> _Given exercise_
Pull out each line of the data that includes the word "style".

[Figure content listings]
---

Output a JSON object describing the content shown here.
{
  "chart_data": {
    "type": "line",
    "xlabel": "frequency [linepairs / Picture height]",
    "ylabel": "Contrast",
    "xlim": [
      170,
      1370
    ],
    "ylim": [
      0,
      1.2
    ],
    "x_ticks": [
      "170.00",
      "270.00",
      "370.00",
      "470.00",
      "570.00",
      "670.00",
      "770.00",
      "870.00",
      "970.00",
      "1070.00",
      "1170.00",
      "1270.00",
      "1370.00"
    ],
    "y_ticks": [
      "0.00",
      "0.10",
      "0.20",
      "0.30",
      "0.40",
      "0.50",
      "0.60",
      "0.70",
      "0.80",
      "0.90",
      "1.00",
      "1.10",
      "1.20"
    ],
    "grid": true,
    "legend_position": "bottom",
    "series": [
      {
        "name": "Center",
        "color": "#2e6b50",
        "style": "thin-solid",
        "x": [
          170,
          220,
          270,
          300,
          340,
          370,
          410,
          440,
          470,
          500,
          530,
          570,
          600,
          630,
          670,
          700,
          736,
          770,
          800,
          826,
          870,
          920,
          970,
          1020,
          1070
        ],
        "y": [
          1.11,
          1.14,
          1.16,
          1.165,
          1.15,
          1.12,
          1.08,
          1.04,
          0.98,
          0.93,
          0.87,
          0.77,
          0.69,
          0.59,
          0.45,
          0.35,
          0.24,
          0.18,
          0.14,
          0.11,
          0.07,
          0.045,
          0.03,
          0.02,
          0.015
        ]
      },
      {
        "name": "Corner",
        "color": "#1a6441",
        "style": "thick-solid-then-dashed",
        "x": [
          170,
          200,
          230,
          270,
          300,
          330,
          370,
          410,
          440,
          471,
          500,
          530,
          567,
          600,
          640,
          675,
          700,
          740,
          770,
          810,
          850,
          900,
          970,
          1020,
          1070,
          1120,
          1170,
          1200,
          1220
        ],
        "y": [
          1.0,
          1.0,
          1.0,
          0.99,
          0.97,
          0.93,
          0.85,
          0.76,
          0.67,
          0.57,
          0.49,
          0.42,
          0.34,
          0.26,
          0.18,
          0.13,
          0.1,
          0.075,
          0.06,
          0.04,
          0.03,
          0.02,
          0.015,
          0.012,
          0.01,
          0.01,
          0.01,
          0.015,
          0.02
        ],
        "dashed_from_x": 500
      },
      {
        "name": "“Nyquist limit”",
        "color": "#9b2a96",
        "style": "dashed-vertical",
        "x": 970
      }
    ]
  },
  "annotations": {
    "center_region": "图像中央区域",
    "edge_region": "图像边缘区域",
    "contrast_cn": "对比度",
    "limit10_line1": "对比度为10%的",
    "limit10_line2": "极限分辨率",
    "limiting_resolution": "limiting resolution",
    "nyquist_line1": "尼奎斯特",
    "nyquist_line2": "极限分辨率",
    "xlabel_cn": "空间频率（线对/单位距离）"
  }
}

---

> _Answer to this exercise_
        "style": "thin-solid",
        "style": "thick-solid-then-dashed",
        "style": "dashed-vertical",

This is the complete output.